WRITTEN EXERCISE
Where does the string "wrong" appear in the records? Copy every line that contains it.
########################################
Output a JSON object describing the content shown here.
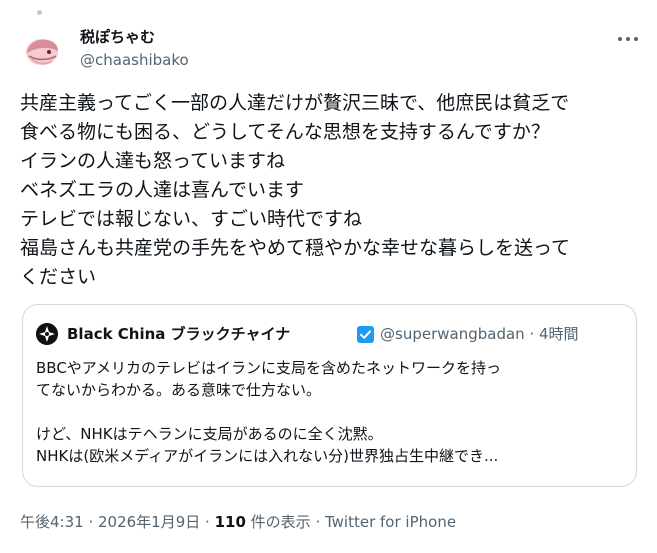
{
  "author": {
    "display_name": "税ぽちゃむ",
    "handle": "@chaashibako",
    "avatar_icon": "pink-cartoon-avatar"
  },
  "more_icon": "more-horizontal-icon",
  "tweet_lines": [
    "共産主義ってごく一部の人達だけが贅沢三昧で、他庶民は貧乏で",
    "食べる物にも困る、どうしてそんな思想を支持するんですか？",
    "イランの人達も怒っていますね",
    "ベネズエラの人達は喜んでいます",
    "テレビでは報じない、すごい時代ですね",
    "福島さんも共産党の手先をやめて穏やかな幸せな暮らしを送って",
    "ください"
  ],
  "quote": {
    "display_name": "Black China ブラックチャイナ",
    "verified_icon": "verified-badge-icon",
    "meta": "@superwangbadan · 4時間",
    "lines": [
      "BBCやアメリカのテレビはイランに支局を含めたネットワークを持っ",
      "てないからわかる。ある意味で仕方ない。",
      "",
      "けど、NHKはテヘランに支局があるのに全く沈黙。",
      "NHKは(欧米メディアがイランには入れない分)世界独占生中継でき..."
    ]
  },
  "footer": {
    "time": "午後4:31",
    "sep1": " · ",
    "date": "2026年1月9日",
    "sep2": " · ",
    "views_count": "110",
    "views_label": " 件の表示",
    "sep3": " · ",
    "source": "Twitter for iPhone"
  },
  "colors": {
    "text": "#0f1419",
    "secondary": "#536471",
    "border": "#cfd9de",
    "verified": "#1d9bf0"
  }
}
########################################
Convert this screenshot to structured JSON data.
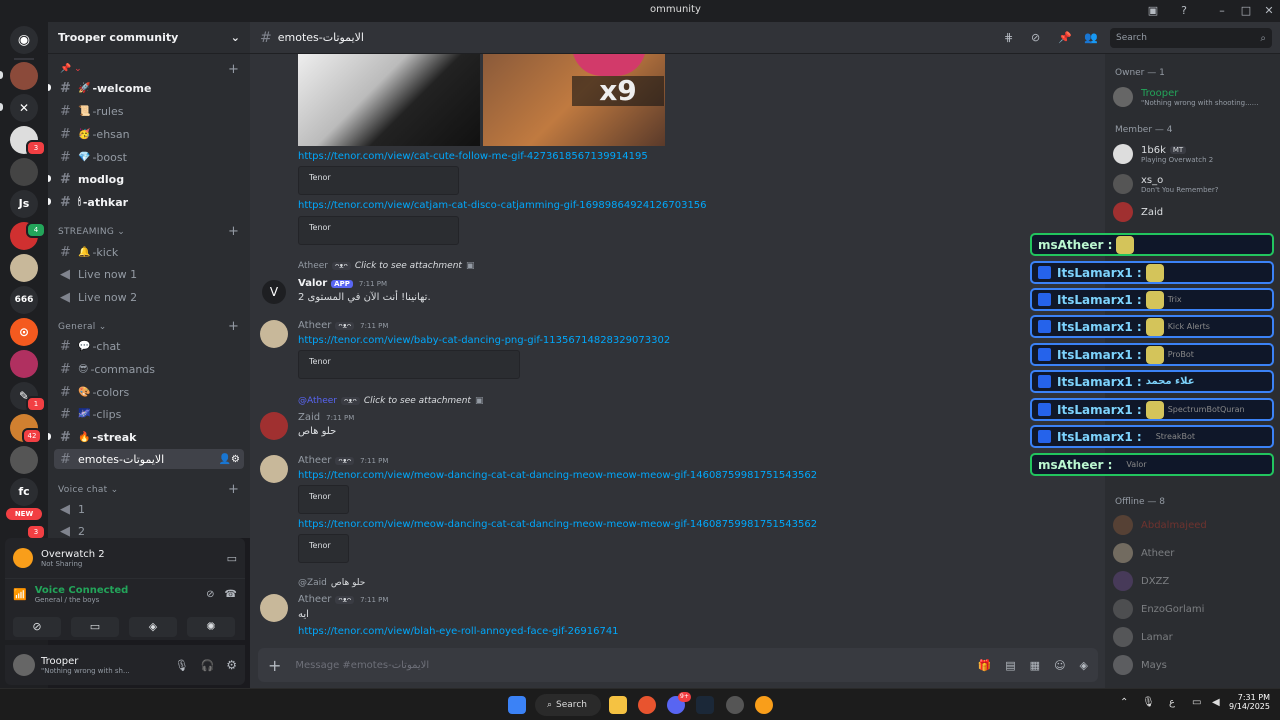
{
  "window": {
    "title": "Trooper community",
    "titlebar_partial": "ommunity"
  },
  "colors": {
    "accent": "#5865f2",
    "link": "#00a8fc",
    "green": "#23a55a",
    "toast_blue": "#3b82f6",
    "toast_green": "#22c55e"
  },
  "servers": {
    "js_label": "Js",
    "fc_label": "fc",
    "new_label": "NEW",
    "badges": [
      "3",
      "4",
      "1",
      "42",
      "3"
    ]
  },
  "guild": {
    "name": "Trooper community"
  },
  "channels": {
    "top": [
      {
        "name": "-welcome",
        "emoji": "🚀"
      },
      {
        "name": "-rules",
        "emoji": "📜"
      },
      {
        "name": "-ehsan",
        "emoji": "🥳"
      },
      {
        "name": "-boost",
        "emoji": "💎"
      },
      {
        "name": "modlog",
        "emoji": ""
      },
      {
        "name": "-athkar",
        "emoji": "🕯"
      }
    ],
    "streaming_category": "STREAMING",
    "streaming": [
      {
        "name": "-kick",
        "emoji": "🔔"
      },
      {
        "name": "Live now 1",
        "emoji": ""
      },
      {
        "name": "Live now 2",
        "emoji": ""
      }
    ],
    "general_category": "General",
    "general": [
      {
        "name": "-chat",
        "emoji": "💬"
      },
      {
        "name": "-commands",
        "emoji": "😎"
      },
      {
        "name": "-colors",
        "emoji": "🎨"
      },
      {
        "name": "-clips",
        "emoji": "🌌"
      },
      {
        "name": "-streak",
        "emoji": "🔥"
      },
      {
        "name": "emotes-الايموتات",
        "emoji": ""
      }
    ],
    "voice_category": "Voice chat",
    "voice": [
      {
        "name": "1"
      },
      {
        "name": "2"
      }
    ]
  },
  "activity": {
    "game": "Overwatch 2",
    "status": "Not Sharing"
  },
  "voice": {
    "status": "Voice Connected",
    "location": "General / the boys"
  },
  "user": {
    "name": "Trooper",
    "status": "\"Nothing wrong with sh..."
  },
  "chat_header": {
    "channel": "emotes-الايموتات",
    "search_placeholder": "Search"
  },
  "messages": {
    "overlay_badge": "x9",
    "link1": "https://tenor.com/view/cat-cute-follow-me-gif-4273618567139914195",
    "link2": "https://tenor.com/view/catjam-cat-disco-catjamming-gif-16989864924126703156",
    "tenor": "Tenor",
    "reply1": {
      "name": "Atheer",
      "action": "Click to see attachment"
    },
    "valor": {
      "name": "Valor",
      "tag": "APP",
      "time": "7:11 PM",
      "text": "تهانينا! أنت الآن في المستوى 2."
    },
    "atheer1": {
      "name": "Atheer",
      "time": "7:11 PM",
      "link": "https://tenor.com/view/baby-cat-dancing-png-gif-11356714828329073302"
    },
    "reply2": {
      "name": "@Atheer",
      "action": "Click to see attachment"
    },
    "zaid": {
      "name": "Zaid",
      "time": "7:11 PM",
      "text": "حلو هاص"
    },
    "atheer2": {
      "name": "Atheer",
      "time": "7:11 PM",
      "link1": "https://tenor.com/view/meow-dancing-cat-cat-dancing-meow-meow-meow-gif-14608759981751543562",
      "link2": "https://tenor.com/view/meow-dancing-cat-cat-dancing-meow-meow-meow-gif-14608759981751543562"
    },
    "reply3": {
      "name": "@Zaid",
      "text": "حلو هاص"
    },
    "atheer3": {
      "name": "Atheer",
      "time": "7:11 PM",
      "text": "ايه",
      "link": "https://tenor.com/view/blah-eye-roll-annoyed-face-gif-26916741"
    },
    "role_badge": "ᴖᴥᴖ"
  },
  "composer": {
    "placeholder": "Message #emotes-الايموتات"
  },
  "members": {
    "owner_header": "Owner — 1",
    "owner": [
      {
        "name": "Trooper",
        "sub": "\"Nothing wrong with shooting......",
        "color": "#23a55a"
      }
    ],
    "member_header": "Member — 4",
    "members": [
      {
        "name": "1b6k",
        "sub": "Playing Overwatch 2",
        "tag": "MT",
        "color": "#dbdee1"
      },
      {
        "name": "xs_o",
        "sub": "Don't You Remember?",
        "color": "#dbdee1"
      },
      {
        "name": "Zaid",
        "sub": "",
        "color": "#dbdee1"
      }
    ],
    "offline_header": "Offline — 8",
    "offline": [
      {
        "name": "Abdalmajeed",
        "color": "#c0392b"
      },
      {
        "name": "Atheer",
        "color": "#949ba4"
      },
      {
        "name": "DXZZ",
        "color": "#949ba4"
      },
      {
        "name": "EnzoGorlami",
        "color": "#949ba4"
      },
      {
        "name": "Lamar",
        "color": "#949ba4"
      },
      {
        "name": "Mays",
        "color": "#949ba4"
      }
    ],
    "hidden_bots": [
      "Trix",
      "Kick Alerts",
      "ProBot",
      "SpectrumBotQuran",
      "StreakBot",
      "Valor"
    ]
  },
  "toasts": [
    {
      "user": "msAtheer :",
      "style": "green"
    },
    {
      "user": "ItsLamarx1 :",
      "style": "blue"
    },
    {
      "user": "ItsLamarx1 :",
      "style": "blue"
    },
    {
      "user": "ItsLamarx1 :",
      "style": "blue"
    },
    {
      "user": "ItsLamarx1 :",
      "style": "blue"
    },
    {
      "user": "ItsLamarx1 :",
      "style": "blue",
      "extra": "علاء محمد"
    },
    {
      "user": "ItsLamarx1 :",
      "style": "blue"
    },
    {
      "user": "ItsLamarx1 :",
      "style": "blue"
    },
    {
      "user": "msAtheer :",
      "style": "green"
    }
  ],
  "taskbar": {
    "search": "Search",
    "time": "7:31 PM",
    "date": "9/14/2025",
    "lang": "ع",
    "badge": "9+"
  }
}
########################################
FINISHED TASK
    "status": "\"Nothing wrong with sh..."
        "sub": "\"Nothing wrong with shooting......",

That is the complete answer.